## [Objective]
Write every record out again exactly as given.

## [Data for this task]
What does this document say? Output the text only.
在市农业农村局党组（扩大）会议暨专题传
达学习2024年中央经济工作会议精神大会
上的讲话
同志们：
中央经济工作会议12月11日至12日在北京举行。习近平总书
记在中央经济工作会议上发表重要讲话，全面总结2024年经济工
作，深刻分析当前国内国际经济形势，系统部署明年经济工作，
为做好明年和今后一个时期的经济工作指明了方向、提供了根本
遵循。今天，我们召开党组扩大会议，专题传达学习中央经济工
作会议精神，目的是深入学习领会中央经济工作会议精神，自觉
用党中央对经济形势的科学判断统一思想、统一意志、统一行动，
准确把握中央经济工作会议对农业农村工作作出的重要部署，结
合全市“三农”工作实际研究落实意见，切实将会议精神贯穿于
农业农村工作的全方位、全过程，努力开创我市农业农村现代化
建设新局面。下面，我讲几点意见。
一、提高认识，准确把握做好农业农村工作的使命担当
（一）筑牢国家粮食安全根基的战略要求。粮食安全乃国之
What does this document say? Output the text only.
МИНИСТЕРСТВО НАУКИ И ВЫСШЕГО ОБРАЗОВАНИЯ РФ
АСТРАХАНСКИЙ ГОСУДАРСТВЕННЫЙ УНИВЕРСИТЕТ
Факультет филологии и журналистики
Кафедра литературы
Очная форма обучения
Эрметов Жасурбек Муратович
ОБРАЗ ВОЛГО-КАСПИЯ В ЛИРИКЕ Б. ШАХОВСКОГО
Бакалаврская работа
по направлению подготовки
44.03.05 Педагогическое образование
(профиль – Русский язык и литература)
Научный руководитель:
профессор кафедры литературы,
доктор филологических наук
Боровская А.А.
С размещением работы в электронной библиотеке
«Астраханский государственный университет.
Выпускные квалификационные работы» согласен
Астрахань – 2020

## [Answer]
What does this document say? Output the text only.
在市农业农村局党组（扩大）会议暨专题传
达学习2024年中央经济工作会议精神大会
上的讲话
同志们：
中央经济工作会议12月11日至12日在北京举行。习近平总书
记在中央经济工作会议上发表重要讲话，全面总结2024年经济工
作，深刻分析当前国内国际经济形势，系统部署明年经济工作，
为做好明年和今后一个时期的经济工作指明了方向、提供了根本
遵循。今天，我们召开党组扩大会议，专题传达学习中央经济工
作会议精神，目的是深入学习领会中央经济工作会议精神，自觉
用党中央对经济形势的科学判断统一思想、统一意志、统一行动，
准确把握中央经济工作会议对农业农村工作作出的重要部署，结
合全市“三农”工作实际研究落实意见，切实将会议精神贯穿于
农业农村工作的全方位、全过程，努力开创我市农业农村现代化
建设新局面。下面，我讲几点意见。
一、提高认识，准确把握做好农业农村工作的使命担当
（一）筑牢国家粮食安全根基的战略要求。粮食安全乃国之
What does this document say? Output the text only.
МИНИСТЕРСТВО НАУКИ И ВЫСШЕГО ОБРАЗОВАНИЯ РФ
АСТРАХАНСКИЙ ГОСУДАРСТВЕННЫЙ УНИВЕРСИТЕТ
Факультет филологии и журналистики
Кафедра литературы
Очная форма обучения
Эрметов Жасурбек Муратович
ОБРАЗ ВОЛГО-КАСПИЯ В ЛИРИКЕ Б. ШАХОВСКОГО
Бакалаврская работа
по направлению подготовки
44.03.05 Педагогическое образование
(профиль – Русский язык и литература)
Научный руководитель:
профессор кафедры литературы,
доктор филологических наук
Боровская А.А.
С размещением работы в электронной библиотеке
«Астраханский государственный университет.
Выпускные квалификационные работы» согласен
Астрахань – 2020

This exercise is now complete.